◆ **Required task**
In the material below, list every line carrying the string "replays".

◆ **Source records**
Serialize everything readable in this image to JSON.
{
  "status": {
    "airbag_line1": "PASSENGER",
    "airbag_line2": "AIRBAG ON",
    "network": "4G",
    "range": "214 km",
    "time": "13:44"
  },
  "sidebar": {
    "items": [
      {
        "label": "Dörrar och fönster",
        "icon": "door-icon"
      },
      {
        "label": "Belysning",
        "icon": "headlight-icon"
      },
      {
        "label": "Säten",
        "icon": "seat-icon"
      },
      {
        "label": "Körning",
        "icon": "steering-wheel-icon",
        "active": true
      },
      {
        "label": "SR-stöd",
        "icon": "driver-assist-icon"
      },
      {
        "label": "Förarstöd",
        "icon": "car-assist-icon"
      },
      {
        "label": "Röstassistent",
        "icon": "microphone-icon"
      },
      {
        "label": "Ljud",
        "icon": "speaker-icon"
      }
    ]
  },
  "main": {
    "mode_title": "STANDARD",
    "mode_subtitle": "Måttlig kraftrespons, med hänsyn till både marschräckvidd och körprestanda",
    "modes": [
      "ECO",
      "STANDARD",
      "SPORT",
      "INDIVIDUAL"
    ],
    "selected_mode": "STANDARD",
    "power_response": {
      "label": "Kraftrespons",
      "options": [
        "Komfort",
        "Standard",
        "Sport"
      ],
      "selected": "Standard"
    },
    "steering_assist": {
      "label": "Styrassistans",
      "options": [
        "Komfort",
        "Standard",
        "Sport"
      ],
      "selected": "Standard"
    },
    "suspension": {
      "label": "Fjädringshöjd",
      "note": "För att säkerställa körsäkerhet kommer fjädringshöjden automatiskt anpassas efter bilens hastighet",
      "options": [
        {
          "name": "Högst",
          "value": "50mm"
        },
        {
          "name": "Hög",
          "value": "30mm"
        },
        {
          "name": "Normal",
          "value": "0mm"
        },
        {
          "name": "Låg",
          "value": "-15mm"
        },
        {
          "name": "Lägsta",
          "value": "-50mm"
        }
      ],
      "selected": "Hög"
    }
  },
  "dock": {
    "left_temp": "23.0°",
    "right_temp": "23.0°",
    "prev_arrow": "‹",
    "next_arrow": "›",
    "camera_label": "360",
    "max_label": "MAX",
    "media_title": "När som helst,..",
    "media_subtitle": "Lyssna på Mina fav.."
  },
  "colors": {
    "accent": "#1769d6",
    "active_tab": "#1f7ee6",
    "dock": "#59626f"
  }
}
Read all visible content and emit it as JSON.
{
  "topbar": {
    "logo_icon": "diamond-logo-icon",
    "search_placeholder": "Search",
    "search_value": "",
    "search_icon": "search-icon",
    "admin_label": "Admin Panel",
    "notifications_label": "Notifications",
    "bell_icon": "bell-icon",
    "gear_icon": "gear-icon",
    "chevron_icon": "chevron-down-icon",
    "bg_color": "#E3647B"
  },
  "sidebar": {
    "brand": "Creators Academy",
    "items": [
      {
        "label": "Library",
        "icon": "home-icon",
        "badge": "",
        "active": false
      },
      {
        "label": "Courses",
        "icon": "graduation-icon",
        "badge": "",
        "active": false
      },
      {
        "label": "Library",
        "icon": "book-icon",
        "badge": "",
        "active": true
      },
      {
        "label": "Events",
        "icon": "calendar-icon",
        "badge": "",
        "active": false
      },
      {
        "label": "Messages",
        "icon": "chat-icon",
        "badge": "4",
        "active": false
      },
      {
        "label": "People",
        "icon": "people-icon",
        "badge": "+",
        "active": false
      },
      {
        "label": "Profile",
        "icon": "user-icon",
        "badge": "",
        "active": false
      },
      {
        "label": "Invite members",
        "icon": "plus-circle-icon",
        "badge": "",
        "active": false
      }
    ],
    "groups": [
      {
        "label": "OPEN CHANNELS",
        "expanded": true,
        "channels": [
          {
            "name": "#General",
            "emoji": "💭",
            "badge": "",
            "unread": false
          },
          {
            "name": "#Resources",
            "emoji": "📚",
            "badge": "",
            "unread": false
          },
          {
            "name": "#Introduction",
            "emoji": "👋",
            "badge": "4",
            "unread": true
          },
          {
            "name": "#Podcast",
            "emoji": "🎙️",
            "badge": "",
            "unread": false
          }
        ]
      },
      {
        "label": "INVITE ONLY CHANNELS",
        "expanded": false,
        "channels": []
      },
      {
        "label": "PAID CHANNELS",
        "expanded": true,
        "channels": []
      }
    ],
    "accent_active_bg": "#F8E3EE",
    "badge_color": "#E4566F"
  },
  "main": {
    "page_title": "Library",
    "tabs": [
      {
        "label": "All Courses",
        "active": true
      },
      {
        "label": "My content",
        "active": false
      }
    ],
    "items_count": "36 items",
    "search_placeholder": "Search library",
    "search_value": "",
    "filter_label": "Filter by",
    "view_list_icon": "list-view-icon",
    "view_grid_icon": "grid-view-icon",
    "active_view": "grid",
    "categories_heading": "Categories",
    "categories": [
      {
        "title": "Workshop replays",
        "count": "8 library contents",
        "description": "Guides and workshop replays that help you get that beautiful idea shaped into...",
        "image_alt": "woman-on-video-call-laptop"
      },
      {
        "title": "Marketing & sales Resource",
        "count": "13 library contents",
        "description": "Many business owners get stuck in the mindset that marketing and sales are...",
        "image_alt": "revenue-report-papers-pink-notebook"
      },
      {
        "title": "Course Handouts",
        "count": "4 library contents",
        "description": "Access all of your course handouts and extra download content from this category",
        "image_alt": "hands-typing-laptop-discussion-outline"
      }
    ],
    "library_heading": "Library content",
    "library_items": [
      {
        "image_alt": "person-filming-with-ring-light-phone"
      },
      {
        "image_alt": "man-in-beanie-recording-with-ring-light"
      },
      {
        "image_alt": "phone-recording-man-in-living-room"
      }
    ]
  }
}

◆ **Full solution**
        "title": "Workshop replays",
        "description": "Guides and workshop replays that help you get that beautiful idea shaped into...",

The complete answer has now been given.